### Exercise prompt:
Reproduce all of the lines below, substituting "value-label" for every occurrence of "data-label" and leaving everything else unchanged, and omit the pictures from your answer.

### Records shown:
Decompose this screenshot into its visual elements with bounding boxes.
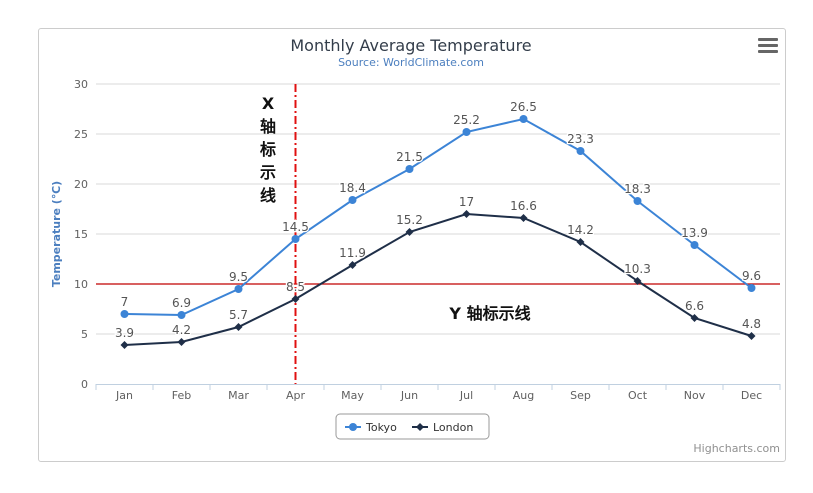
chart-frame: [38, 28, 786, 462]
data-label: 23.3: [567, 132, 594, 146]
data-point: [747, 332, 756, 340]
legend-item-label[interactable]: Tokyo: [365, 421, 397, 434]
data-point: [462, 128, 471, 136]
data-point: [348, 196, 357, 204]
x-tick-label: Feb: [172, 389, 191, 402]
data-label: 7: [121, 295, 129, 309]
x-tick-label: Aug: [513, 389, 534, 402]
data-point: [234, 285, 243, 293]
data-label: 8.5: [286, 280, 305, 294]
y-tick-label: 15: [74, 228, 88, 241]
data-label: 9.5: [229, 270, 248, 284]
x-tick-label: May: [341, 389, 364, 402]
y-axis-title: Temperature (℃): [50, 181, 63, 287]
y-tick-label: 5: [81, 328, 88, 341]
data-point: [462, 210, 471, 218]
data-point: [405, 165, 414, 173]
data-label: 15.2: [396, 213, 423, 227]
data-label: 14.5: [282, 220, 309, 234]
y-plot-line-label: Y 轴标示线: [448, 304, 530, 323]
data-point: [177, 311, 186, 319]
data-point: [291, 235, 300, 243]
data-label: 16.6: [510, 199, 537, 213]
y-tick-label: 25: [74, 128, 88, 141]
data-point: [690, 314, 699, 322]
x-tick-label: Jan: [115, 389, 133, 402]
data-point: [405, 228, 414, 236]
data-point: [747, 284, 756, 292]
y-tick-label: 0: [81, 378, 88, 391]
x-tick-label: Jun: [400, 389, 418, 402]
data-label: 9.6: [742, 269, 761, 283]
x-tick-label: Jul: [459, 389, 473, 402]
chart-subtitle: Source: WorldClimate.com: [338, 56, 484, 69]
x-tick-label: Apr: [286, 389, 306, 402]
data-point: [348, 261, 357, 269]
data-label: 18.3: [624, 182, 651, 196]
y-tick-label: 10: [74, 278, 88, 291]
data-point: [519, 115, 528, 123]
data-label: 14.2: [567, 223, 594, 237]
data-point: [120, 341, 129, 349]
y-tick-label: 20: [74, 178, 88, 191]
data-label: 6.6: [685, 299, 704, 313]
data-label: 21.5: [396, 150, 423, 164]
x-tick-label: Mar: [228, 389, 249, 402]
data-label: 4.2: [172, 323, 191, 337]
data-label: 3.9: [115, 326, 134, 340]
x-tick-label: Nov: [684, 389, 706, 402]
data-label: 26.5: [510, 100, 537, 114]
hamburger-menu-icon[interactable]: [758, 38, 778, 54]
series-line-london: [124, 212, 752, 346]
data-point: [291, 295, 300, 303]
data-label: 18.4: [339, 181, 366, 195]
x-plot-line-label: X 轴标示线: [259, 94, 276, 205]
data-point: [234, 323, 243, 331]
data-label: 11.9: [339, 246, 366, 260]
y-tick-label: 30: [74, 78, 88, 91]
legend-marker: [416, 423, 424, 431]
data-point: [120, 310, 129, 318]
data-label: 13.9: [681, 226, 708, 240]
credits-link: Highcharts.com: [693, 442, 780, 455]
data-point: [519, 214, 528, 222]
data-point: [690, 241, 699, 249]
data-label: 6.9: [172, 296, 191, 310]
x-tick-label: Oct: [628, 389, 648, 402]
x-tick-label: Sep: [570, 389, 591, 402]
data-point: [576, 238, 585, 246]
data-label: 10.3: [624, 262, 651, 276]
data-label: 25.2: [453, 113, 480, 127]
chart-title: Monthly Average Temperature: [290, 36, 531, 55]
data-point: [177, 338, 186, 346]
data-label: 17: [459, 195, 474, 209]
series-line-tokyo: [124, 117, 753, 317]
data-point: [576, 147, 585, 155]
x-tick-label: Dec: [741, 389, 762, 402]
data-label: 5.7: [229, 308, 248, 322]
legend-marker: [349, 423, 357, 431]
legend-item-label[interactable]: London: [433, 421, 473, 434]
data-point: [633, 197, 642, 205]
data-label: 4.8: [742, 317, 761, 331]
data-point: [633, 277, 642, 285]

### Output below:
Decompose this screenshot into its visual elements with bounding boxes.
chart-frame: [38, 28, 786, 462]
value-label: 23.3: [567, 132, 594, 146]
data-point: [747, 332, 756, 340]
legend-item-label[interactable]: Tokyo: [365, 421, 397, 434]
data-point: [462, 128, 471, 136]
data-point: [348, 196, 357, 204]
x-tick-label: Feb: [172, 389, 191, 402]
value-label: 7: [121, 295, 129, 309]
x-tick-label: Aug: [513, 389, 534, 402]
data-point: [234, 285, 243, 293]
value-label: 8.5: [286, 280, 305, 294]
y-tick-label: 15: [74, 228, 88, 241]
value-label: 9.5: [229, 270, 248, 284]
x-tick-label: May: [341, 389, 364, 402]
y-axis-title: Temperature (℃): [50, 181, 63, 287]
y-tick-label: 5: [81, 328, 88, 341]
data-point: [462, 210, 471, 218]
data-point: [405, 165, 414, 173]
value-label: 15.2: [396, 213, 423, 227]
value-label: 14.5: [282, 220, 309, 234]
y-plot-line-label: Y 轴标示线: [448, 304, 530, 323]
data-point: [177, 311, 186, 319]
data-point: [291, 235, 300, 243]
value-label: 16.6: [510, 199, 537, 213]
y-tick-label: 25: [74, 128, 88, 141]
data-point: [690, 314, 699, 322]
x-tick-label: Jan: [115, 389, 133, 402]
data-point: [405, 228, 414, 236]
data-point: [747, 284, 756, 292]
y-tick-label: 0: [81, 378, 88, 391]
x-tick-label: Jun: [400, 389, 418, 402]
value-label: 9.6: [742, 269, 761, 283]
x-tick-label: Jul: [459, 389, 473, 402]
chart-subtitle: Source: WorldClimate.com: [338, 56, 484, 69]
x-tick-label: Apr: [286, 389, 306, 402]
data-point: [348, 261, 357, 269]
value-label: 18.3: [624, 182, 651, 196]
y-tick-label: 10: [74, 278, 88, 291]
data-point: [519, 115, 528, 123]
value-label: 14.2: [567, 223, 594, 237]
data-point: [120, 341, 129, 349]
y-tick-label: 20: [74, 178, 88, 191]
value-label: 6.6: [685, 299, 704, 313]
value-label: 21.5: [396, 150, 423, 164]
x-tick-label: Mar: [228, 389, 249, 402]
value-label: 4.2: [172, 323, 191, 337]
value-label: 3.9: [115, 326, 134, 340]
x-tick-label: Nov: [684, 389, 706, 402]
value-label: 26.5: [510, 100, 537, 114]
hamburger-menu-icon[interactable]: [758, 38, 778, 54]
series-line-london: [124, 212, 752, 346]
data-point: [291, 295, 300, 303]
value-label: 18.4: [339, 181, 366, 195]
x-plot-line-label: X 轴标示线: [259, 94, 276, 205]
data-point: [234, 323, 243, 331]
value-label: 11.9: [339, 246, 366, 260]
y-tick-label: 30: [74, 78, 88, 91]
legend-marker: [416, 423, 424, 431]
data-point: [120, 310, 129, 318]
value-label: 13.9: [681, 226, 708, 240]
credits-link: Highcharts.com: [693, 442, 780, 455]
data-point: [519, 214, 528, 222]
data-point: [690, 241, 699, 249]
value-label: 6.9: [172, 296, 191, 310]
x-tick-label: Oct: [628, 389, 648, 402]
x-tick-label: Sep: [570, 389, 591, 402]
data-point: [576, 238, 585, 246]
value-label: 10.3: [624, 262, 651, 276]
value-label: 25.2: [453, 113, 480, 127]
chart-title: Monthly Average Temperature: [290, 36, 531, 55]
data-point: [177, 338, 186, 346]
value-label: 17: [459, 195, 474, 209]
series-line-tokyo: [124, 117, 753, 317]
data-point: [576, 147, 585, 155]
x-tick-label: Dec: [741, 389, 762, 402]
value-label: 5.7: [229, 308, 248, 322]
legend-marker: [349, 423, 357, 431]
legend-item-label[interactable]: London: [433, 421, 473, 434]
data-point: [633, 197, 642, 205]
value-label: 4.8: [742, 317, 761, 331]
data-point: [633, 277, 642, 285]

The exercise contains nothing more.